- _Your goal_
Set the listing down unchanged, minus every embedded image.

Start

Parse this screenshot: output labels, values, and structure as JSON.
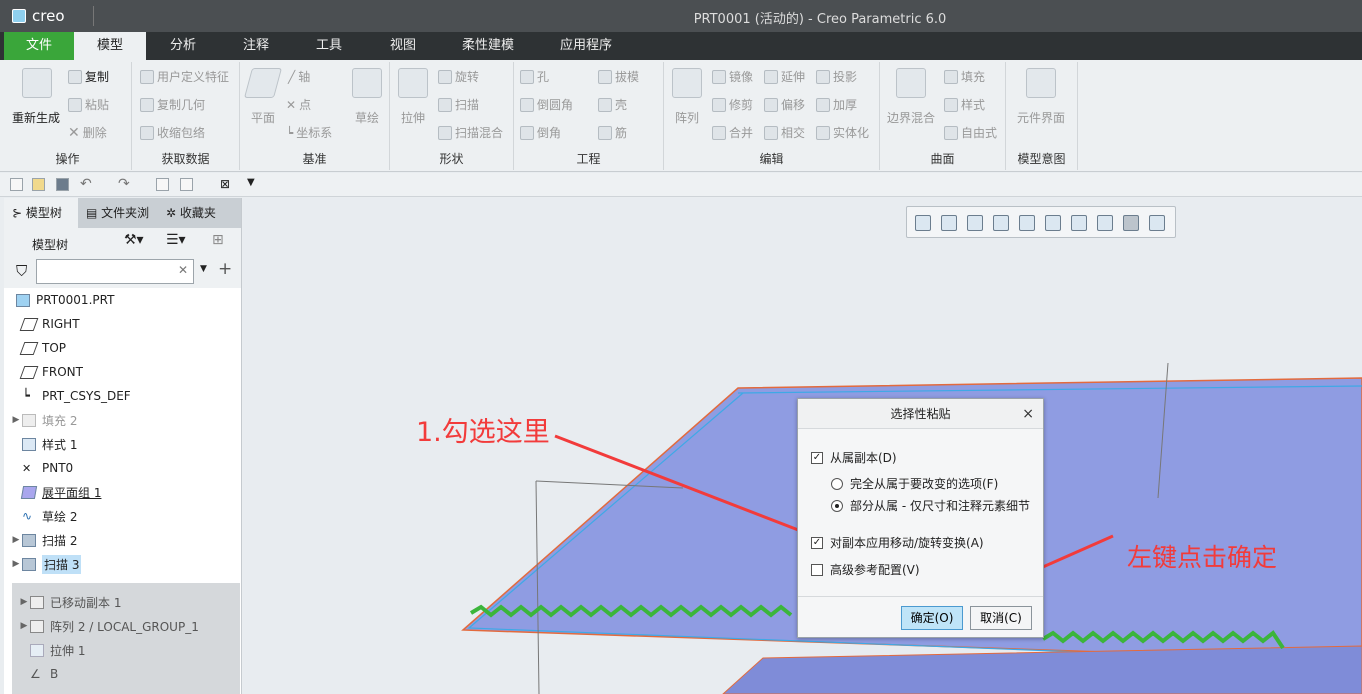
{
  "app": {
    "logo": "creo",
    "window_title": "PRT0001 (活动的) - Creo Parametric 6.0"
  },
  "tabs": [
    {
      "label": "文件"
    },
    {
      "label": "模型"
    },
    {
      "label": "分析"
    },
    {
      "label": "注释"
    },
    {
      "label": "工具"
    },
    {
      "label": "视图"
    },
    {
      "label": "柔性建模"
    },
    {
      "label": "应用程序"
    }
  ],
  "ribbon": {
    "operations": {
      "label": "操作",
      "regenerate": "重新生成",
      "copy": "复制",
      "paste": "粘贴",
      "delete": "删除"
    },
    "getdata": {
      "label": "获取数据",
      "udf": "用户定义特征",
      "copy_geom": "复制几何",
      "shrinkwrap": "收缩包络"
    },
    "datum": {
      "label": "基准",
      "plane": "平面",
      "axis": "轴",
      "point": "点",
      "csys": "坐标系",
      "sketch": "草绘"
    },
    "shapes": {
      "label": "形状",
      "extrude": "拉伸",
      "revolve": "旋转",
      "sweep": "扫描",
      "swept_blend": "扫描混合"
    },
    "engineering": {
      "label": "工程",
      "hole": "孔",
      "round": "倒圆角",
      "chamfer": "倒角",
      "draft": "拔模",
      "shell": "壳",
      "rib": "筋"
    },
    "editing": {
      "label": "编辑",
      "pattern": "阵列",
      "mirror": "镜像",
      "trim": "修剪",
      "merge": "合并",
      "extend": "延伸",
      "offset": "偏移",
      "intersect": "相交",
      "project": "投影",
      "thicken": "加厚",
      "solidify": "实体化"
    },
    "surfaces": {
      "label": "曲面",
      "boundary_blend": "边界混合",
      "fill": "填充",
      "style": "样式",
      "freestyle": "自由式"
    },
    "intent": {
      "label": "模型意图",
      "component_interface": "元件界面"
    }
  },
  "panel": {
    "tabs": [
      {
        "label": "模型树"
      },
      {
        "label": "文件夹浏"
      },
      {
        "label": "收藏夹"
      }
    ],
    "tree_header": "模型树",
    "search_value": "",
    "items": [
      {
        "label": "PRT0001.PRT"
      },
      {
        "label": "RIGHT"
      },
      {
        "label": "TOP"
      },
      {
        "label": "FRONT"
      },
      {
        "label": "PRT_CSYS_DEF"
      },
      {
        "label": "填充 2"
      },
      {
        "label": "样式 1"
      },
      {
        "label": "PNT0"
      },
      {
        "label": "展平面组 1"
      },
      {
        "label": "草绘 2"
      },
      {
        "label": "扫描 2"
      },
      {
        "label": "扫描 3"
      },
      {
        "label": "已移动副本 1"
      },
      {
        "label": "阵列 2 / LOCAL_GROUP_1"
      },
      {
        "label": "拉伸 1"
      },
      {
        "label": "B"
      }
    ]
  },
  "dialog": {
    "title": "选择性粘贴",
    "close": "×",
    "opt_dependent": "从属副本(D)",
    "opt_fully": "完全从属于要改变的选项(F)",
    "opt_partial": "部分从属 - 仅尺寸和注释元素细节",
    "opt_apply_move": "对副本应用移动/旋转变换(A)",
    "opt_advanced": "高级参考配置(V)",
    "ok": "确定(O)",
    "cancel": "取消(C)"
  },
  "annotations": {
    "step1": "1.勾选这里",
    "step2": "左键点击确定"
  },
  "colors": {
    "file_tab": "#3aa63a",
    "surface": "#8f9ce2",
    "edge": "#e36a3d",
    "spring": "#3bb53b",
    "annotation": "#f23b3b"
  }
}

End

- _Task answer_
Parse this screenshot: output labels, values, and structure as JSON.
{
  "app": {
    "logo": "creo",
    "window_title": "PRT0001 (活动的) - Creo Parametric 6.0"
  },
  "tabs": [
    {
      "label": "文件"
    },
    {
      "label": "模型"
    },
    {
      "label": "分析"
    },
    {
      "label": "注释"
    },
    {
      "label": "工具"
    },
    {
      "label": "视图"
    },
    {
      "label": "柔性建模"
    },
    {
      "label": "应用程序"
    }
  ],
  "ribbon": {
    "operations": {
      "label": "操作",
      "regenerate": "重新生成",
      "copy": "复制",
      "paste": "粘贴",
      "delete": "删除"
    },
    "getdata": {
      "label": "获取数据",
      "udf": "用户定义特征",
      "copy_geom": "复制几何",
      "shrinkwrap": "收缩包络"
    },
    "datum": {
      "label": "基准",
      "plane": "平面",
      "axis": "轴",
      "point": "点",
      "csys": "坐标系",
      "sketch": "草绘"
    },
    "shapes": {
      "label": "形状",
      "extrude": "拉伸",
      "revolve": "旋转",
      "sweep": "扫描",
      "swept_blend": "扫描混合"
    },
    "engineering": {
      "label": "工程",
      "hole": "孔",
      "round": "倒圆角",
      "chamfer": "倒角",
      "draft": "拔模",
      "shell": "壳",
      "rib": "筋"
    },
    "editing": {
      "label": "编辑",
      "pattern": "阵列",
      "mirror": "镜像",
      "trim": "修剪",
      "merge": "合并",
      "extend": "延伸",
      "offset": "偏移",
      "intersect": "相交",
      "project": "投影",
      "thicken": "加厚",
      "solidify": "实体化"
    },
    "surfaces": {
      "label": "曲面",
      "boundary_blend": "边界混合",
      "fill": "填充",
      "style": "样式",
      "freestyle": "自由式"
    },
    "intent": {
      "label": "模型意图",
      "component_interface": "元件界面"
    }
  },
  "panel": {
    "tabs": [
      {
        "label": "模型树"
      },
      {
        "label": "文件夹浏"
      },
      {
        "label": "收藏夹"
      }
    ],
    "tree_header": "模型树",
    "search_value": "",
    "items": [
      {
        "label": "PRT0001.PRT"
      },
      {
        "label": "RIGHT"
      },
      {
        "label": "TOP"
      },
      {
        "label": "FRONT"
      },
      {
        "label": "PRT_CSYS_DEF"
      },
      {
        "label": "填充 2"
      },
      {
        "label": "样式 1"
      },
      {
        "label": "PNT0"
      },
      {
        "label": "展平面组 1"
      },
      {
        "label": "草绘 2"
      },
      {
        "label": "扫描 2"
      },
      {
        "label": "扫描 3"
      },
      {
        "label": "已移动副本 1"
      },
      {
        "label": "阵列 2 / LOCAL_GROUP_1"
      },
      {
        "label": "拉伸 1"
      },
      {
        "label": "B"
      }
    ]
  },
  "dialog": {
    "title": "选择性粘贴",
    "close": "×",
    "opt_dependent": "从属副本(D)",
    "opt_fully": "完全从属于要改变的选项(F)",
    "opt_partial": "部分从属 - 仅尺寸和注释元素细节",
    "opt_apply_move": "对副本应用移动/旋转变换(A)",
    "opt_advanced": "高级参考配置(V)",
    "ok": "确定(O)",
    "cancel": "取消(C)"
  },
  "annotations": {
    "step1": "1.勾选这里",
    "step2": "左键点击确定"
  },
  "colors": {
    "file_tab": "#3aa63a",
    "surface": "#8f9ce2",
    "edge": "#e36a3d",
    "spring": "#3bb53b",
    "annotation": "#f23b3b"
  }
}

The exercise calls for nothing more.